[Records that describe figures]

-- start --

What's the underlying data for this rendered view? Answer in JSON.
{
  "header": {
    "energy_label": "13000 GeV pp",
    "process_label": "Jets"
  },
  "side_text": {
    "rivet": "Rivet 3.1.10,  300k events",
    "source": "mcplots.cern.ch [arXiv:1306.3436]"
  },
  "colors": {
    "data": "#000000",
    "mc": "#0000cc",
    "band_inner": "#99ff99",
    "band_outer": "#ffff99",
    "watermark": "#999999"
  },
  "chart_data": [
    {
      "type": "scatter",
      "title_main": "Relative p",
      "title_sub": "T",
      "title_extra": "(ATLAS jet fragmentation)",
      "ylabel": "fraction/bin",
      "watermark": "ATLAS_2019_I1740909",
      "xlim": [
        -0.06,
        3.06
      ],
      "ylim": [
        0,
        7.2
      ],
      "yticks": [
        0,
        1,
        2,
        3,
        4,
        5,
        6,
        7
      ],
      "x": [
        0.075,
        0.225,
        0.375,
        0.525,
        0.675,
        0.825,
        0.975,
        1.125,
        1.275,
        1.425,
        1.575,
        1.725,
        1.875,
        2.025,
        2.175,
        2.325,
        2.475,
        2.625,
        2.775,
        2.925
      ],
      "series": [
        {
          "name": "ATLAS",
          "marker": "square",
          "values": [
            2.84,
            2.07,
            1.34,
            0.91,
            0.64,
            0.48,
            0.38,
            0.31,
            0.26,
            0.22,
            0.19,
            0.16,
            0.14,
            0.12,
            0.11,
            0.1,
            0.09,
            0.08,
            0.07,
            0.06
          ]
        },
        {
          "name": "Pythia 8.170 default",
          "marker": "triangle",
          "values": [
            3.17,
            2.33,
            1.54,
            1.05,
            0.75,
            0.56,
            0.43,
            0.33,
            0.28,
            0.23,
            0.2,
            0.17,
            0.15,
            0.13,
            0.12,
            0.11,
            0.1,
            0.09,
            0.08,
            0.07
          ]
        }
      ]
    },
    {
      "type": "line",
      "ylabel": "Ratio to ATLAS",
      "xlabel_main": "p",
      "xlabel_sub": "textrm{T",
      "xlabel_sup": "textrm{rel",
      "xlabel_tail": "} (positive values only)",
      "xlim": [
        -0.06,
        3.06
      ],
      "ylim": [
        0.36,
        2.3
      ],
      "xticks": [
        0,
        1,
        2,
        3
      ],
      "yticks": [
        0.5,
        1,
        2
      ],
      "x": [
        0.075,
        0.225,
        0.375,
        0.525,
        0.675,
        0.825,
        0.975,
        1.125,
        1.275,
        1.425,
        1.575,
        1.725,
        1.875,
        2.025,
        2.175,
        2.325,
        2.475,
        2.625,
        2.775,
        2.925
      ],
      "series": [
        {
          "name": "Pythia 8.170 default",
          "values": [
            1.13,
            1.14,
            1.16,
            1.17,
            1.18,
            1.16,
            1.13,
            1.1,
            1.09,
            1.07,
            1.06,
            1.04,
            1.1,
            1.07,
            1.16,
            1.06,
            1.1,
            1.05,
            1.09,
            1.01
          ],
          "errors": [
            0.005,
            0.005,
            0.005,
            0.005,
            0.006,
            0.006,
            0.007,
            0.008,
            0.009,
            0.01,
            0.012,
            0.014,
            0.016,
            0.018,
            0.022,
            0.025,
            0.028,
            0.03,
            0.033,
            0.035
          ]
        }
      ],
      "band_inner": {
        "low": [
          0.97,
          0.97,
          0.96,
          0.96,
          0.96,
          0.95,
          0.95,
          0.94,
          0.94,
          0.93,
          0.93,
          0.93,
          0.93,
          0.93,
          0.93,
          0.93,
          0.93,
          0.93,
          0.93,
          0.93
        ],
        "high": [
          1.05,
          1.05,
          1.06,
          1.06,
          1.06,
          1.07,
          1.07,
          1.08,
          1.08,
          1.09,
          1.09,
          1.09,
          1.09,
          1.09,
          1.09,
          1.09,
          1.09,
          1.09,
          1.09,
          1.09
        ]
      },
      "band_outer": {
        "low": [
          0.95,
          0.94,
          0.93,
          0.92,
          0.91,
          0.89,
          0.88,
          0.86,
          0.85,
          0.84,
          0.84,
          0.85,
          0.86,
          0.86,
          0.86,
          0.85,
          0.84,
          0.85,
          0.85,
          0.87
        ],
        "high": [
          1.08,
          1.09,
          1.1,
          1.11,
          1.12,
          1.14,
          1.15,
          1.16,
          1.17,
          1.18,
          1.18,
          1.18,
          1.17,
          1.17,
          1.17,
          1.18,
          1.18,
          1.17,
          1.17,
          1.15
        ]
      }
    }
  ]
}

-- end --

▸ Task: Print the records above exactly as they appear.

▸ Task result:
What's the underlying data for this rendered view? Answer in JSON.
{
  "header": {
    "energy_label": "13000 GeV pp",
    "process_label": "Jets"
  },
  "side_text": {
    "rivet": "Rivet 3.1.10,  300k events",
    "source": "mcplots.cern.ch [arXiv:1306.3436]"
  },
  "colors": {
    "data": "#000000",
    "mc": "#0000cc",
    "band_inner": "#99ff99",
    "band_outer": "#ffff99",
    "watermark": "#999999"
  },
  "chart_data": [
    {
      "type": "scatter",
      "title_main": "Relative p",
      "title_sub": "T",
      "title_extra": "(ATLAS jet fragmentation)",
      "ylabel": "fraction/bin",
      "watermark": "ATLAS_2019_I1740909",
      "xlim": [
        -0.06,
        3.06
      ],
      "ylim": [
        0,
        7.2
      ],
      "yticks": [
        0,
        1,
        2,
        3,
        4,
        5,
        6,
        7
      ],
      "x": [
        0.075,
        0.225,
        0.375,
        0.525,
        0.675,
        0.825,
        0.975,
        1.125,
        1.275,
        1.425,
        1.575,
        1.725,
        1.875,
        2.025,
        2.175,
        2.325,
        2.475,
        2.625,
        2.775,
        2.925
      ],
      "series": [
        {
          "name": "ATLAS",
          "marker": "square",
          "values": [
            2.84,
            2.07,
            1.34,
            0.91,
            0.64,
            0.48,
            0.38,
            0.31,
            0.26,
            0.22,
            0.19,
            0.16,
            0.14,
            0.12,
            0.11,
            0.1,
            0.09,
            0.08,
            0.07,
            0.06
          ]
        },
        {
          "name": "Pythia 8.170 default",
          "marker": "triangle",
          "values": [
            3.17,
            2.33,
            1.54,
            1.05,
            0.75,
            0.56,
            0.43,
            0.33,
            0.28,
            0.23,
            0.2,
            0.17,
            0.15,
            0.13,
            0.12,
            0.11,
            0.1,
            0.09,
            0.08,
            0.07
          ]
        }
      ]
    },
    {
      "type": "line",
      "ylabel": "Ratio to ATLAS",
      "xlabel_main": "p",
      "xlabel_sub": "textrm{T",
      "xlabel_sup": "textrm{rel",
      "xlabel_tail": "} (positive values only)",
      "xlim": [
        -0.06,
        3.06
      ],
      "ylim": [
        0.36,
        2.3
      ],
      "xticks": [
        0,
        1,
        2,
        3
      ],
      "yticks": [
        0.5,
        1,
        2
      ],
      "x": [
        0.075,
        0.225,
        0.375,
        0.525,
        0.675,
        0.825,
        0.975,
        1.125,
        1.275,
        1.425,
        1.575,
        1.725,
        1.875,
        2.025,
        2.175,
        2.325,
        2.475,
        2.625,
        2.775,
        2.925
      ],
      "series": [
        {
          "name": "Pythia 8.170 default",
          "values": [
            1.13,
            1.14,
            1.16,
            1.17,
            1.18,
            1.16,
            1.13,
            1.1,
            1.09,
            1.07,
            1.06,
            1.04,
            1.1,
            1.07,
            1.16,
            1.06,
            1.1,
            1.05,
            1.09,
            1.01
          ],
          "errors": [
            0.005,
            0.005,
            0.005,
            0.005,
            0.006,
            0.006,
            0.007,
            0.008,
            0.009,
            0.01,
            0.012,
            0.014,
            0.016,
            0.018,
            0.022,
            0.025,
            0.028,
            0.03,
            0.033,
            0.035
          ]
        }
      ],
      "band_inner": {
        "low": [
          0.97,
          0.97,
          0.96,
          0.96,
          0.96,
          0.95,
          0.95,
          0.94,
          0.94,
          0.93,
          0.93,
          0.93,
          0.93,
          0.93,
          0.93,
          0.93,
          0.93,
          0.93,
          0.93,
          0.93
        ],
        "high": [
          1.05,
          1.05,
          1.06,
          1.06,
          1.06,
          1.07,
          1.07,
          1.08,
          1.08,
          1.09,
          1.09,
          1.09,
          1.09,
          1.09,
          1.09,
          1.09,
          1.09,
          1.09,
          1.09,
          1.09
        ]
      },
      "band_outer": {
        "low": [
          0.95,
          0.94,
          0.93,
          0.92,
          0.91,
          0.89,
          0.88,
          0.86,
          0.85,
          0.84,
          0.84,
          0.85,
          0.86,
          0.86,
          0.86,
          0.85,
          0.84,
          0.85,
          0.85,
          0.87
        ],
        "high": [
          1.08,
          1.09,
          1.1,
          1.11,
          1.12,
          1.14,
          1.15,
          1.16,
          1.17,
          1.18,
          1.18,
          1.18,
          1.17,
          1.17,
          1.17,
          1.18,
          1.18,
          1.17,
          1.17,
          1.15
        ]
      }
    }
  ]
}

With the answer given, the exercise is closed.